● **Data for this exercise**:
===

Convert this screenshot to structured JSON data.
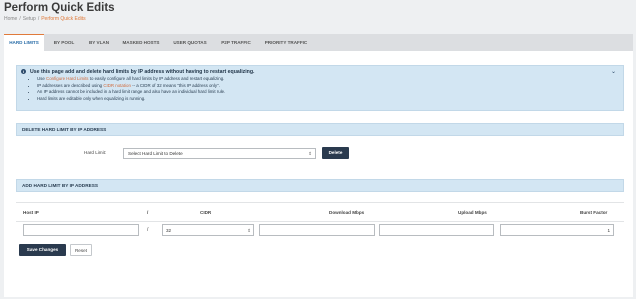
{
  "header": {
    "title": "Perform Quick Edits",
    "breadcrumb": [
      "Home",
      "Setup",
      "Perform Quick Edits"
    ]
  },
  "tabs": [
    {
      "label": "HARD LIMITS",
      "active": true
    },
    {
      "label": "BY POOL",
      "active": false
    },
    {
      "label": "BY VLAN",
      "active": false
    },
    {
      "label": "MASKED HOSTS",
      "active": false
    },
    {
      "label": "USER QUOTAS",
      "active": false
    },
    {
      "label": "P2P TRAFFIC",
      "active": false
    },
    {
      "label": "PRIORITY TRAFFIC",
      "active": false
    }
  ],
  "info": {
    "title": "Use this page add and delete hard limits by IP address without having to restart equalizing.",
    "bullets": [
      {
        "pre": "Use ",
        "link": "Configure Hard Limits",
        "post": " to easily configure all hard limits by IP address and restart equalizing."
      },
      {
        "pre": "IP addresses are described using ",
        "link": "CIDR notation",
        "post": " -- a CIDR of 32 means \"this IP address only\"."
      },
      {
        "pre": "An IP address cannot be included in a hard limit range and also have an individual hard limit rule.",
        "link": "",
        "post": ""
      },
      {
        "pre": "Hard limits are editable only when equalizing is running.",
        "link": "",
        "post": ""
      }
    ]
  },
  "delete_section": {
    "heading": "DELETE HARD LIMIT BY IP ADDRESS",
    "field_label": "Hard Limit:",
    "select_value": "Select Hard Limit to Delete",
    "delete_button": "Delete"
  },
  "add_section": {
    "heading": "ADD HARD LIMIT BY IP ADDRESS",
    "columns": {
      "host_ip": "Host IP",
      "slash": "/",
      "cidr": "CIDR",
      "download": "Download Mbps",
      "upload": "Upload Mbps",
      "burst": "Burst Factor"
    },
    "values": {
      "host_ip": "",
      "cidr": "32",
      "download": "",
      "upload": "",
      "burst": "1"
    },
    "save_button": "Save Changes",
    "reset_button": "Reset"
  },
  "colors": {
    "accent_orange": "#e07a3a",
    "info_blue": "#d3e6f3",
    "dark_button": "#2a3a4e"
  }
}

===

Tally how many lines of the material contain the word "post". The answer must be the number and nothing else.

4